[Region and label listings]
-- -- --
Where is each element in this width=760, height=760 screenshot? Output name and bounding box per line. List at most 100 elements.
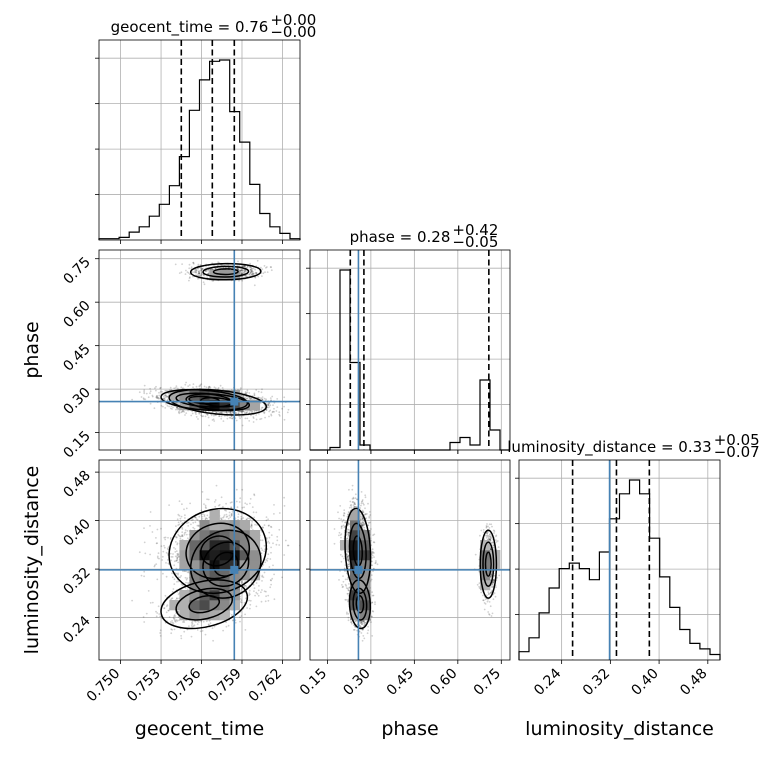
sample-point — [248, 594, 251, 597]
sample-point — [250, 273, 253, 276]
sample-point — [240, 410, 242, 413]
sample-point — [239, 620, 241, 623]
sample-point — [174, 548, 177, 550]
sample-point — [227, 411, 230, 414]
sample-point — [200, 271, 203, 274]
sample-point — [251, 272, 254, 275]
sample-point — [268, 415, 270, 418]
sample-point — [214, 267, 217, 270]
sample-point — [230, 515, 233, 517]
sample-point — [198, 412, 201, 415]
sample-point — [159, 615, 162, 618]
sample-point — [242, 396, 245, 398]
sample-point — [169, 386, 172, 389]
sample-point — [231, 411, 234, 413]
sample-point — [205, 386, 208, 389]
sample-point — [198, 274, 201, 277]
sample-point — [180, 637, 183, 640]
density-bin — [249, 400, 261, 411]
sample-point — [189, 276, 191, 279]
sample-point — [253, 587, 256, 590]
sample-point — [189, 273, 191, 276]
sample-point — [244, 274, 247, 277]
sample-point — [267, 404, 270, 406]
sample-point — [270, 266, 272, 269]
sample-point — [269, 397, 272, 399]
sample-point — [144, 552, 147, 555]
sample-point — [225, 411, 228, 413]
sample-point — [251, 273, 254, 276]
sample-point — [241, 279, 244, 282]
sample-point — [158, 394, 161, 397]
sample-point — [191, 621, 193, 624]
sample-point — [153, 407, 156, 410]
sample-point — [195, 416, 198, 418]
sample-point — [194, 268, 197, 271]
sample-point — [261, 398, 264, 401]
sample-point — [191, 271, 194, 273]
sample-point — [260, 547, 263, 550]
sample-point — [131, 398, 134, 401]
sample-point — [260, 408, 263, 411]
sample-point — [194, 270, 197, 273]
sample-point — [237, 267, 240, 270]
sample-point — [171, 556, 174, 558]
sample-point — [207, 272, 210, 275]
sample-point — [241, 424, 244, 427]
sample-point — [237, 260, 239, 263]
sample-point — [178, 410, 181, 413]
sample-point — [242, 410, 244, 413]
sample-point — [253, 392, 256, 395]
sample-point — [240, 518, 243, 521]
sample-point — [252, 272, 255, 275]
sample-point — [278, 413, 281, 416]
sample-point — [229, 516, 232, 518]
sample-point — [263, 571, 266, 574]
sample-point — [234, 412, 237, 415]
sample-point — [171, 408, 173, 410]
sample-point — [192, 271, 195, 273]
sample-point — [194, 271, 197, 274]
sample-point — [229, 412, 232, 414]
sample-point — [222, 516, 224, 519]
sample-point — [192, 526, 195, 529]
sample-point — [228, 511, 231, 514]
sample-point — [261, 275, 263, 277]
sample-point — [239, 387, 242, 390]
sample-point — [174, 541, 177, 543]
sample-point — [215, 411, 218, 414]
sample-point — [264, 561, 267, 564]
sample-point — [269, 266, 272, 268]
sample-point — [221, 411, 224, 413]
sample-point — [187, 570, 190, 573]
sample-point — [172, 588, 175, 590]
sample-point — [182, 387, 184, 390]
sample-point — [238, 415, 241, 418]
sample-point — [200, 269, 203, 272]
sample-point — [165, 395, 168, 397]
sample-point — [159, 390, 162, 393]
-- -- --
WHAT TO PRODUCE —
Reproduce every line above without any change, and omit the picture from your answer.

REPLY TO THE EXERCISE —
Where is each element in this width=760, height=760 screenshot? Output name and bounding box per line. List at most 100 elements.
sample-point — [248, 594, 251, 597]
sample-point — [250, 273, 253, 276]
sample-point — [240, 410, 242, 413]
sample-point — [239, 620, 241, 623]
sample-point — [174, 548, 177, 550]
sample-point — [227, 411, 230, 414]
sample-point — [200, 271, 203, 274]
sample-point — [251, 272, 254, 275]
sample-point — [268, 415, 270, 418]
sample-point — [214, 267, 217, 270]
sample-point — [230, 515, 233, 517]
sample-point — [198, 412, 201, 415]
sample-point — [159, 615, 162, 618]
sample-point — [242, 396, 245, 398]
sample-point — [169, 386, 172, 389]
sample-point — [231, 411, 234, 413]
sample-point — [205, 386, 208, 389]
sample-point — [198, 274, 201, 277]
sample-point — [180, 637, 183, 640]
density-bin — [249, 400, 261, 411]
sample-point — [189, 276, 191, 279]
sample-point — [253, 587, 256, 590]
sample-point — [189, 273, 191, 276]
sample-point — [244, 274, 247, 277]
sample-point — [267, 404, 270, 406]
sample-point — [270, 266, 272, 269]
sample-point — [269, 397, 272, 399]
sample-point — [144, 552, 147, 555]
sample-point — [225, 411, 228, 413]
sample-point — [251, 273, 254, 276]
sample-point — [241, 279, 244, 282]
sample-point — [158, 394, 161, 397]
sample-point — [191, 621, 193, 624]
sample-point — [153, 407, 156, 410]
sample-point — [195, 416, 198, 418]
sample-point — [194, 268, 197, 271]
sample-point — [261, 398, 264, 401]
sample-point — [191, 271, 194, 273]
sample-point — [260, 547, 263, 550]
sample-point — [131, 398, 134, 401]
sample-point — [260, 408, 263, 411]
sample-point — [194, 270, 197, 273]
sample-point — [237, 267, 240, 270]
sample-point — [171, 556, 174, 558]
sample-point — [207, 272, 210, 275]
sample-point — [241, 424, 244, 427]
sample-point — [237, 260, 239, 263]
sample-point — [178, 410, 181, 413]
sample-point — [242, 410, 244, 413]
sample-point — [253, 392, 256, 395]
sample-point — [240, 518, 243, 521]
sample-point — [252, 272, 255, 275]
sample-point — [278, 413, 281, 416]
sample-point — [229, 516, 232, 518]
sample-point — [263, 571, 266, 574]
sample-point — [234, 412, 237, 415]
sample-point — [171, 408, 173, 410]
sample-point — [192, 271, 195, 273]
sample-point — [194, 271, 197, 274]
sample-point — [229, 412, 232, 414]
sample-point — [222, 516, 224, 519]
sample-point — [192, 526, 195, 529]
sample-point — [228, 511, 231, 514]
sample-point — [261, 275, 263, 277]
sample-point — [239, 387, 242, 390]
sample-point — [174, 541, 177, 543]
sample-point — [215, 411, 218, 414]
sample-point — [264, 561, 267, 564]
sample-point — [269, 266, 272, 268]
sample-point — [221, 411, 224, 413]
sample-point — [187, 570, 190, 573]
sample-point — [172, 588, 175, 590]
sample-point — [182, 387, 184, 390]
sample-point — [238, 415, 241, 418]
sample-point — [200, 269, 203, 272]
sample-point — [165, 395, 168, 397]
sample-point — [159, 390, 162, 393]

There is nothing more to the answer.